[Excerpts from a layout annotation set]
>> Begin
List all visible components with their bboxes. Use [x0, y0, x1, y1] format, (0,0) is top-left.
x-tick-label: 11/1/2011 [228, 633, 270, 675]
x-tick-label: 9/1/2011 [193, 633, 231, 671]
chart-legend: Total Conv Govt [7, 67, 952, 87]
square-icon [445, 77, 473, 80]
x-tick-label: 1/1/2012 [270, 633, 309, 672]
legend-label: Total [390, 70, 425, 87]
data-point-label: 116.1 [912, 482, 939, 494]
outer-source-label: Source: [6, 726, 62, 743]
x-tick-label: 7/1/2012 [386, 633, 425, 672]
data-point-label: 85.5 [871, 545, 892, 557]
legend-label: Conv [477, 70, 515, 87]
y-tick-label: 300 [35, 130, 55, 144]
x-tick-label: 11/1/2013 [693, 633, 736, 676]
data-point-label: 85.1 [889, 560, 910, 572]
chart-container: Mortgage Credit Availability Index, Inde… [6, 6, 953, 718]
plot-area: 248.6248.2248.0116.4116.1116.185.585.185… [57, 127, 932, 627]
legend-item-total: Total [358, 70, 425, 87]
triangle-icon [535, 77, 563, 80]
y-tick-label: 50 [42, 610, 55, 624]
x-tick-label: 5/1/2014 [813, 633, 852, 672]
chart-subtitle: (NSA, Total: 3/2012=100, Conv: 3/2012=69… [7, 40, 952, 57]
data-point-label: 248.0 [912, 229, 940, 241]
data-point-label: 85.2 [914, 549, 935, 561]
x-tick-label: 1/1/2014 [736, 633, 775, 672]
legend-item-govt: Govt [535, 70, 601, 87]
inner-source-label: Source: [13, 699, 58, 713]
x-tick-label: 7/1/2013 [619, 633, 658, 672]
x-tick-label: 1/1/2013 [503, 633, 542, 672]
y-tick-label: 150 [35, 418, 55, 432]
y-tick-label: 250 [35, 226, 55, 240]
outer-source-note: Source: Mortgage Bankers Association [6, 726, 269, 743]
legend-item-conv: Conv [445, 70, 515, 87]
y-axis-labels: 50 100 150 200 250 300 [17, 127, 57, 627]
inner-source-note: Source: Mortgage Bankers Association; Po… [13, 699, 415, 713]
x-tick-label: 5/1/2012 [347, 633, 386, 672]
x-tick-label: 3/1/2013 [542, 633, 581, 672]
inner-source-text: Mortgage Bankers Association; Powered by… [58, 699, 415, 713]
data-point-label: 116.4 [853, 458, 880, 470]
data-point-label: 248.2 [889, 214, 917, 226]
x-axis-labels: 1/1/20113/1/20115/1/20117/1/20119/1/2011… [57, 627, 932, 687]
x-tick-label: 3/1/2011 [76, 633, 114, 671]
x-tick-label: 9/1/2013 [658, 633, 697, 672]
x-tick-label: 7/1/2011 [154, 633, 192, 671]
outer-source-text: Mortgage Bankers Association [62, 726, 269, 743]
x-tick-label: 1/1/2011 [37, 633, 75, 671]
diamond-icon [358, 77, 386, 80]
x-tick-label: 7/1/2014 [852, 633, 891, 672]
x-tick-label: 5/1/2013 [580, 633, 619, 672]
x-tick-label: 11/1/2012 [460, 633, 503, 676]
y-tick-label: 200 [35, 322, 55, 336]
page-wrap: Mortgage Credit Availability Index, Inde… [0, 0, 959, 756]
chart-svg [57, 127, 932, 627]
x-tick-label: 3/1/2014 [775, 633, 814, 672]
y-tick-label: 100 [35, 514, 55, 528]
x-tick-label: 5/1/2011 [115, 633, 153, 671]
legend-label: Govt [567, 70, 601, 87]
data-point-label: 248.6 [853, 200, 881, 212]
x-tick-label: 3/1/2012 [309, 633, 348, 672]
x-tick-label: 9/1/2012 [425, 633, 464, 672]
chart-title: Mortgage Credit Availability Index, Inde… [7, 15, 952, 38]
>> End
- **What you need to do**
Copy the material above line for line, with no changes.

- **Finished exercise**
List all visible components with their bboxes. Use [x0, y0, x1, y1] format, (0,0) is top-left.
x-tick-label: 11/1/2011 [228, 633, 270, 675]
x-tick-label: 9/1/2011 [193, 633, 231, 671]
chart-legend: Total Conv Govt [7, 67, 952, 87]
square-icon [445, 77, 473, 80]
x-tick-label: 1/1/2012 [270, 633, 309, 672]
legend-label: Total [390, 70, 425, 87]
data-point-label: 116.1 [912, 482, 939, 494]
outer-source-label: Source: [6, 726, 62, 743]
x-tick-label: 7/1/2012 [386, 633, 425, 672]
data-point-label: 85.5 [871, 545, 892, 557]
legend-label: Conv [477, 70, 515, 87]
y-tick-label: 300 [35, 130, 55, 144]
x-tick-label: 11/1/2013 [693, 633, 736, 676]
data-point-label: 85.1 [889, 560, 910, 572]
chart-container: Mortgage Credit Availability Index, Inde… [6, 6, 953, 718]
plot-area: 248.6248.2248.0116.4116.1116.185.585.185… [57, 127, 932, 627]
legend-item-total: Total [358, 70, 425, 87]
triangle-icon [535, 77, 563, 80]
y-tick-label: 50 [42, 610, 55, 624]
x-tick-label: 5/1/2014 [813, 633, 852, 672]
chart-subtitle: (NSA, Total: 3/2012=100, Conv: 3/2012=69… [7, 40, 952, 57]
data-point-label: 248.0 [912, 229, 940, 241]
data-point-label: 85.2 [914, 549, 935, 561]
x-tick-label: 1/1/2014 [736, 633, 775, 672]
legend-item-govt: Govt [535, 70, 601, 87]
inner-source-label: Source: [13, 699, 58, 713]
x-tick-label: 7/1/2013 [619, 633, 658, 672]
x-tick-label: 1/1/2013 [503, 633, 542, 672]
y-tick-label: 150 [35, 418, 55, 432]
y-tick-label: 250 [35, 226, 55, 240]
outer-source-note: Source: Mortgage Bankers Association [6, 726, 269, 743]
legend-item-conv: Conv [445, 70, 515, 87]
y-axis-labels: 50 100 150 200 250 300 [17, 127, 57, 627]
inner-source-note: Source: Mortgage Bankers Association; Po… [13, 699, 415, 713]
x-tick-label: 5/1/2012 [347, 633, 386, 672]
x-tick-label: 3/1/2013 [542, 633, 581, 672]
inner-source-text: Mortgage Bankers Association; Powered by… [58, 699, 415, 713]
data-point-label: 116.4 [853, 458, 880, 470]
data-point-label: 248.2 [889, 214, 917, 226]
x-axis-labels: 1/1/20113/1/20115/1/20117/1/20119/1/2011… [57, 627, 932, 687]
x-tick-label: 3/1/2011 [76, 633, 114, 671]
x-tick-label: 9/1/2013 [658, 633, 697, 672]
x-tick-label: 7/1/2011 [154, 633, 192, 671]
outer-source-text: Mortgage Bankers Association [62, 726, 269, 743]
x-tick-label: 1/1/2011 [37, 633, 75, 671]
diamond-icon [358, 77, 386, 80]
x-tick-label: 7/1/2014 [852, 633, 891, 672]
x-tick-label: 5/1/2013 [580, 633, 619, 672]
x-tick-label: 11/1/2012 [460, 633, 503, 676]
y-tick-label: 200 [35, 322, 55, 336]
page-wrap: Mortgage Credit Availability Index, Inde… [0, 0, 959, 756]
chart-svg [57, 127, 932, 627]
x-tick-label: 3/1/2014 [775, 633, 814, 672]
y-tick-label: 100 [35, 514, 55, 528]
x-tick-label: 5/1/2011 [115, 633, 153, 671]
legend-label: Govt [567, 70, 601, 87]
data-point-label: 248.6 [853, 200, 881, 212]
x-tick-label: 3/1/2012 [309, 633, 348, 672]
x-tick-label: 9/1/2012 [425, 633, 464, 672]
chart-title: Mortgage Credit Availability Index, Inde… [7, 15, 952, 38]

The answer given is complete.